Tally the lines containing "Pakete" and report the number alone.

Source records
================================

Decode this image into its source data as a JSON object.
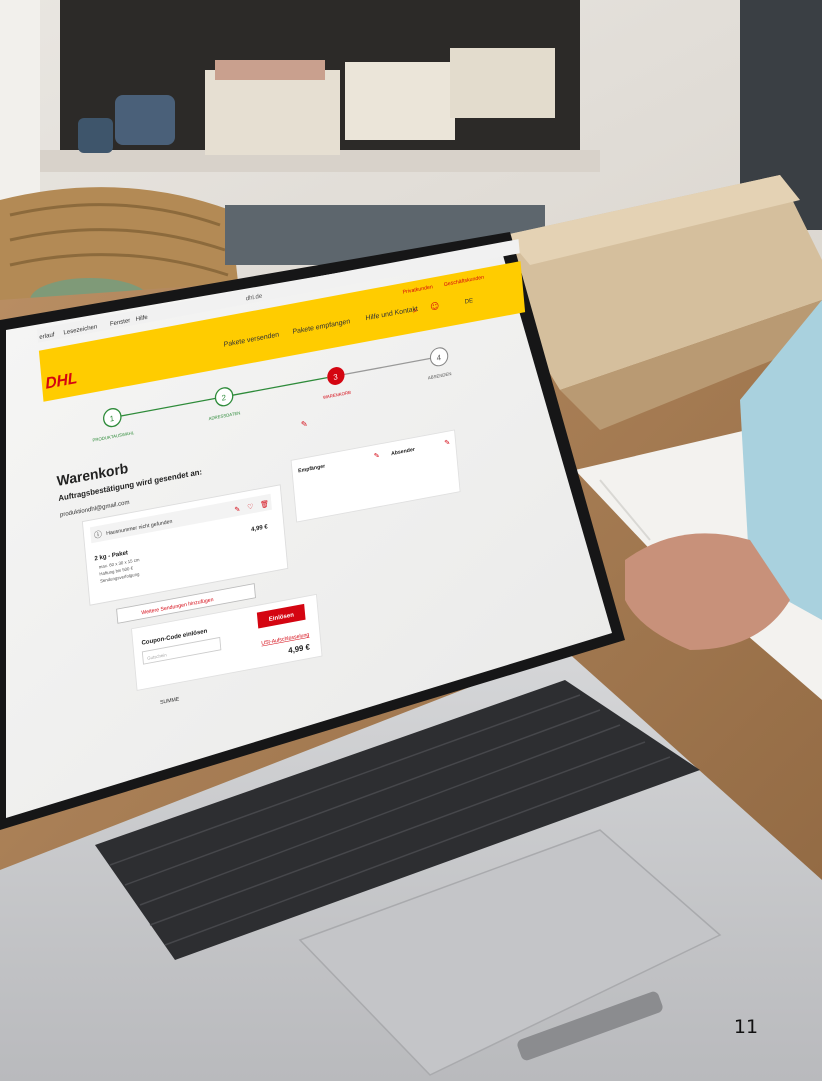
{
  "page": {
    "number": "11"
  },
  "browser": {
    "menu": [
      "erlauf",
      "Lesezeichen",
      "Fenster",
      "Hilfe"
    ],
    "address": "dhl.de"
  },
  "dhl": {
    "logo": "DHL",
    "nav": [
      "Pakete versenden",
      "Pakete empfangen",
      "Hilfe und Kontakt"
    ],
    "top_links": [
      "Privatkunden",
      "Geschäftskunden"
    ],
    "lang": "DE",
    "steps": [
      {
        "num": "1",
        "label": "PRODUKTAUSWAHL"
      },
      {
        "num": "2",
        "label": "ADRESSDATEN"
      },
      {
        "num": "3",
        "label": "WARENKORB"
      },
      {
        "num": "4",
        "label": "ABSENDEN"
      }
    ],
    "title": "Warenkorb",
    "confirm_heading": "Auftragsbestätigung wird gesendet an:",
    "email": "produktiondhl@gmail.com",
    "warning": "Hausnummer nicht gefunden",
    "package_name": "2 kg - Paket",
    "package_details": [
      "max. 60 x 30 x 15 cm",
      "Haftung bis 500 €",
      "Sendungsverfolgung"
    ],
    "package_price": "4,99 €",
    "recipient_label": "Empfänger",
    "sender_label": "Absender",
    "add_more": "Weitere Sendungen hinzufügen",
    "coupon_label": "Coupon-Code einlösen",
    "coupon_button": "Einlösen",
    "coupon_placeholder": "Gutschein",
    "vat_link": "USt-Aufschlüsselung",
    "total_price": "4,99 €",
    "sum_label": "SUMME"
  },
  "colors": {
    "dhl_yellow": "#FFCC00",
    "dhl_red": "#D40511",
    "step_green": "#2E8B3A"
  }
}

================================

Final result:
2